→ The request
Retype the whole listing, please, keeping every line exact and dropping the pictures.
---------- Source data
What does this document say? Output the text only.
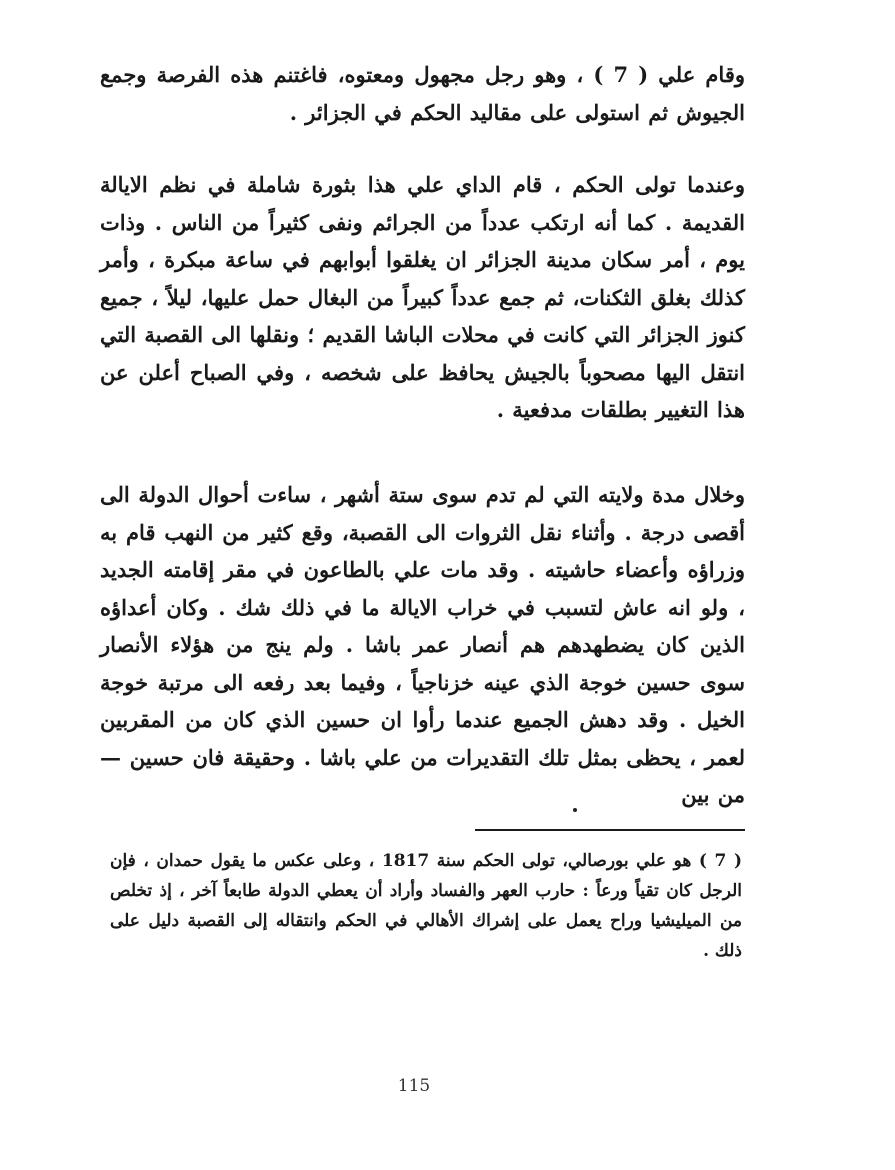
وقام علي ( 7 ) ، وهو رجل مجهول ومعتوه، فاغتنم هذه الفرصة وجمع الجيوش ثم استولى على مقاليد الحكم في الجزائر .

وعندما تولى الحكم ، قام الداي علي هذا بثورة شاملة في نظم الايالة القديمة . كما أنه ارتكب عدداً من الجرائم ونفى كثيراً من الناس . وذات يوم ، أمر سكان مدينة الجزائر ان يغلقوا أبوابهم في ساعة مبكرة ، وأمر كذلك بغلق الثكنات، ثم جمع عدداً كبيراً من البغال حمل عليها، ليلاً ، جميع كنوز الجزائر التي كانت في محلات الباشا القديم ؛ ونقلها الى القصبة التي انتقل اليها مصحوباً بالجيش يحافظ على شخصه ، وفي الصباح أعلن عن هذا التغيير بطلقات مدفعية .

وخلال مدة ولايته التي لم تدم سوى ستة أشهر ، ساءت أحوال الدولة الى أقصى درجة . وأثناء نقل الثروات الى القصبة، وقع كثير من النهب قام به وزراؤه وأعضاء حاشيته . وقد مات علي بالطاعون في مقر إقامته الجديد ، ولو انه عاش لتسبب في خراب الايالة ما في ذلك شك . وكان أعداؤه الذين كان يضطهدهم هم أنصار عمر باشا . ولم ينج من هؤلاء الأنصار سوى حسين خوجة الذي عينه خزناجياً ، وفيما بعد رفعه الى مرتبة خوجة الخيل . وقد دهش الجميع عندما رأوا ان حسين الذي كان من المقربين لعمر ، يحظى بمثل تلك التقديرات من علي باشا . وحقيقة فان حسين — من بين

( 7 ) هو علي بورصالي، تولى الحكم سنة 1817 ، وعلى عكس ما يقول حمدان ، فإن الرجل كان تقياً ورعاً : حارب العهر والفساد وأراد أن يعطي الدولة طابعاً آخر ، إذ تخلص من الميليشيا وراح يعمل على إشراك الأهالي في الحكم وانتقاله إلى القصبة دليل على ذلك .

115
--------------------
→ Problem solution
What does this document say? Output the text only.
وقام علي ( 7 ) ، وهو رجل مجهول ومعتوه، فاغتنم هذه الفرصة وجمع الجيوش ثم استولى على مقاليد الحكم في الجزائر .

وعندما تولى الحكم ، قام الداي علي هذا بثورة شاملة في نظم الايالة القديمة . كما أنه ارتكب عدداً من الجرائم ونفى كثيراً من الناس . وذات يوم ، أمر سكان مدينة الجزائر ان يغلقوا أبوابهم في ساعة مبكرة ، وأمر كذلك بغلق الثكنات، ثم جمع عدداً كبيراً من البغال حمل عليها، ليلاً ، جميع كنوز الجزائر التي كانت في محلات الباشا القديم ؛ ونقلها الى القصبة التي انتقل اليها مصحوباً بالجيش يحافظ على شخصه ، وفي الصباح أعلن عن هذا التغيير بطلقات مدفعية .

وخلال مدة ولايته التي لم تدم سوى ستة أشهر ، ساءت أحوال الدولة الى أقصى درجة . وأثناء نقل الثروات الى القصبة، وقع كثير من النهب قام به وزراؤه وأعضاء حاشيته . وقد مات علي بالطاعون في مقر إقامته الجديد ، ولو انه عاش لتسبب في خراب الايالة ما في ذلك شك . وكان أعداؤه الذين كان يضطهدهم هم أنصار عمر باشا . ولم ينج من هؤلاء الأنصار سوى حسين خوجة الذي عينه خزناجياً ، وفيما بعد رفعه الى مرتبة خوجة الخيل . وقد دهش الجميع عندما رأوا ان حسين الذي كان من المقربين لعمر ، يحظى بمثل تلك التقديرات من علي باشا . وحقيقة فان حسين — من بين

( 7 ) هو علي بورصالي، تولى الحكم سنة 1817 ، وعلى عكس ما يقول حمدان ، فإن الرجل كان تقياً ورعاً : حارب العهر والفساد وأراد أن يعطي الدولة طابعاً آخر ، إذ تخلص من الميليشيا وراح يعمل على إشراك الأهالي في الحكم وانتقاله إلى القصبة دليل على ذلك .

115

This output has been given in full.